> RECORDS SUPPLIED
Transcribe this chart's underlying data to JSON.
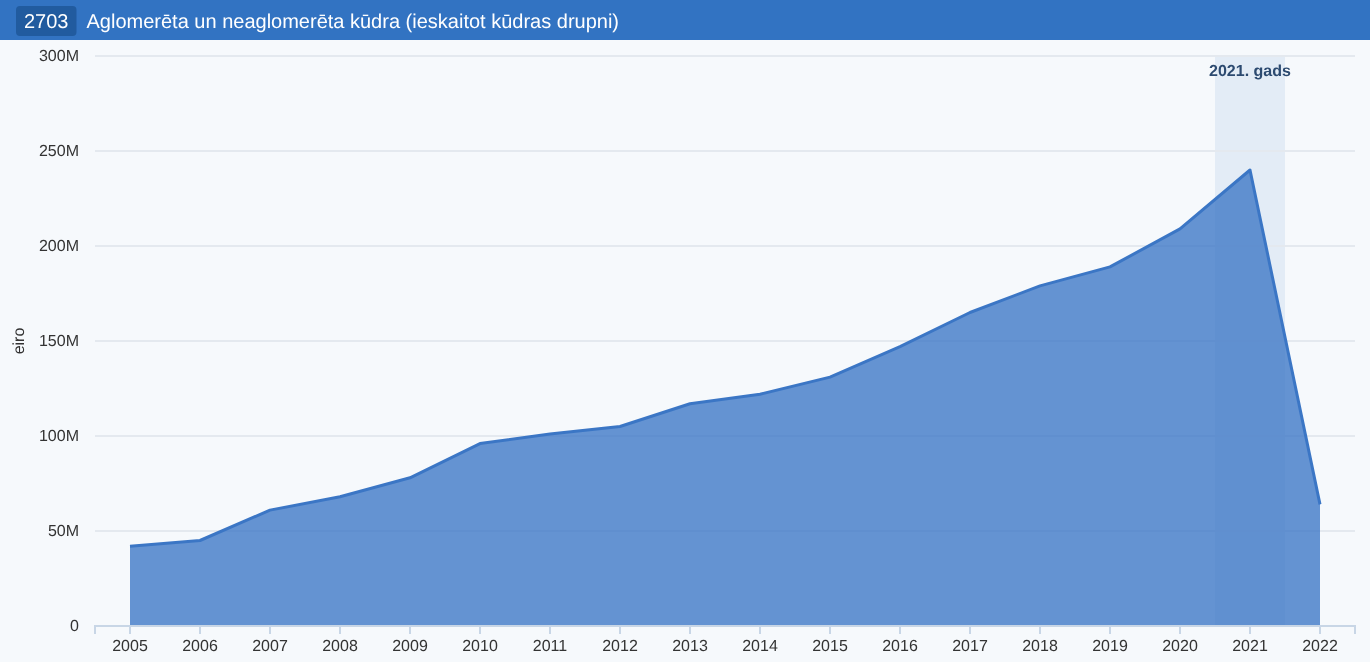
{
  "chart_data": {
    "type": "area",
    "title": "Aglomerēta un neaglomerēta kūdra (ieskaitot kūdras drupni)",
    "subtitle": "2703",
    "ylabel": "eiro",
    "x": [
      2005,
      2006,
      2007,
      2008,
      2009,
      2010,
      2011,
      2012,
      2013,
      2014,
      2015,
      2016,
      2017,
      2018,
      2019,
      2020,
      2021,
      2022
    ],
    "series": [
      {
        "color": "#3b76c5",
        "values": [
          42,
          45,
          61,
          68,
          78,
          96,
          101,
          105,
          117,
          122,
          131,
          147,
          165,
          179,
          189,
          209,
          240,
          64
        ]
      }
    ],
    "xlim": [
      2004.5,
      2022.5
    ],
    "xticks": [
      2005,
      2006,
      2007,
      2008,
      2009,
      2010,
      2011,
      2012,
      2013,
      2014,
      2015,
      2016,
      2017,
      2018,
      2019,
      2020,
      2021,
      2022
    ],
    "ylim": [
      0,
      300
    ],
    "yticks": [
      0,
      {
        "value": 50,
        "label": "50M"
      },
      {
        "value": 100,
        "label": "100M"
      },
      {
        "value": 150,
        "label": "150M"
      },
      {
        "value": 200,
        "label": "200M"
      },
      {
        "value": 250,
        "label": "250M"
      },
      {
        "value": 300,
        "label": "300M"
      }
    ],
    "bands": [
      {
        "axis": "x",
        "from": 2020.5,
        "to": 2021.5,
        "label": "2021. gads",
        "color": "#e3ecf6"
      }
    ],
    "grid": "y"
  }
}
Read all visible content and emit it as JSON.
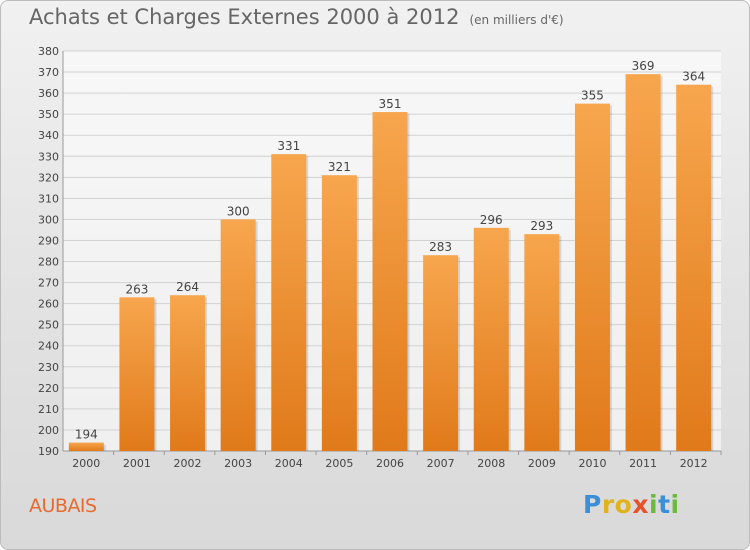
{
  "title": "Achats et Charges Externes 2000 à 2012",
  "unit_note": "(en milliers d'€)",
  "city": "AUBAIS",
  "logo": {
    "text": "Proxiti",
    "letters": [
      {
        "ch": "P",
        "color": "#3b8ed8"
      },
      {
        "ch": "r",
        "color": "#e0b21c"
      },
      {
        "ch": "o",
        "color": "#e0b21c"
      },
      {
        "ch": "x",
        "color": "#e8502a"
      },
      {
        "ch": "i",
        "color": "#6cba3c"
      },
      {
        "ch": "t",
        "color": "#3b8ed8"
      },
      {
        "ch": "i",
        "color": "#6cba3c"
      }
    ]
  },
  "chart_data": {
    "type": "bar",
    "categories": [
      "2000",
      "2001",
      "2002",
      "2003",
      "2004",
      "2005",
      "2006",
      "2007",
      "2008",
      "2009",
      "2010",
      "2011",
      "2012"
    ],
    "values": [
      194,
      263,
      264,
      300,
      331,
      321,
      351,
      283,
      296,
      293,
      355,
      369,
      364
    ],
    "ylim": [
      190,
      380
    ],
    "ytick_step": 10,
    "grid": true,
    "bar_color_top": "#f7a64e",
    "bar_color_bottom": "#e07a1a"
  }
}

> BRIEF
Repeat each record exactly as shown above, dropping all images.

> OUTPUT FOR THIS EXERCISE
Transcribe this chart's underlying data to JSON.
{
  "chart_data": {
    "type": "area",
    "title": "Aglomerēta un neaglomerēta kūdra (ieskaitot kūdras drupni)",
    "subtitle": "2703",
    "ylabel": "eiro",
    "x": [
      2005,
      2006,
      2007,
      2008,
      2009,
      2010,
      2011,
      2012,
      2013,
      2014,
      2015,
      2016,
      2017,
      2018,
      2019,
      2020,
      2021,
      2022
    ],
    "series": [
      {
        "color": "#3b76c5",
        "values": [
          42,
          45,
          61,
          68,
          78,
          96,
          101,
          105,
          117,
          122,
          131,
          147,
          165,
          179,
          189,
          209,
          240,
          64
        ]
      }
    ],
    "xlim": [
      2004.5,
      2022.5
    ],
    "xticks": [
      2005,
      2006,
      2007,
      2008,
      2009,
      2010,
      2011,
      2012,
      2013,
      2014,
      2015,
      2016,
      2017,
      2018,
      2019,
      2020,
      2021,
      2022
    ],
    "ylim": [
      0,
      300
    ],
    "yticks": [
      0,
      {
        "value": 50,
        "label": "50M"
      },
      {
        "value": 100,
        "label": "100M"
      },
      {
        "value": 150,
        "label": "150M"
      },
      {
        "value": 200,
        "label": "200M"
      },
      {
        "value": 250,
        "label": "250M"
      },
      {
        "value": 300,
        "label": "300M"
      }
    ],
    "bands": [
      {
        "axis": "x",
        "from": 2020.5,
        "to": 2021.5,
        "label": "2021. gads",
        "color": "#e3ecf6"
      }
    ],
    "grid": "y"
  }
}
Read all visible content and emit it as JSON.
{
  "title": "Achats et Charges Externes 2000 à 2012",
  "unit_note": "(en milliers d'€)",
  "city": "AUBAIS",
  "logo": {
    "text": "Proxiti",
    "letters": [
      {
        "ch": "P",
        "color": "#3b8ed8"
      },
      {
        "ch": "r",
        "color": "#e0b21c"
      },
      {
        "ch": "o",
        "color": "#e0b21c"
      },
      {
        "ch": "x",
        "color": "#e8502a"
      },
      {
        "ch": "i",
        "color": "#6cba3c"
      },
      {
        "ch": "t",
        "color": "#3b8ed8"
      },
      {
        "ch": "i",
        "color": "#6cba3c"
      }
    ]
  },
  "chart_data": {
    "type": "bar",
    "categories": [
      "2000",
      "2001",
      "2002",
      "2003",
      "2004",
      "2005",
      "2006",
      "2007",
      "2008",
      "2009",
      "2010",
      "2011",
      "2012"
    ],
    "values": [
      194,
      263,
      264,
      300,
      331,
      321,
      351,
      283,
      296,
      293,
      355,
      369,
      364
    ],
    "ylim": [
      190,
      380
    ],
    "ytick_step": 10,
    "grid": true,
    "bar_color_top": "#f7a64e",
    "bar_color_bottom": "#e07a1a"
  }
}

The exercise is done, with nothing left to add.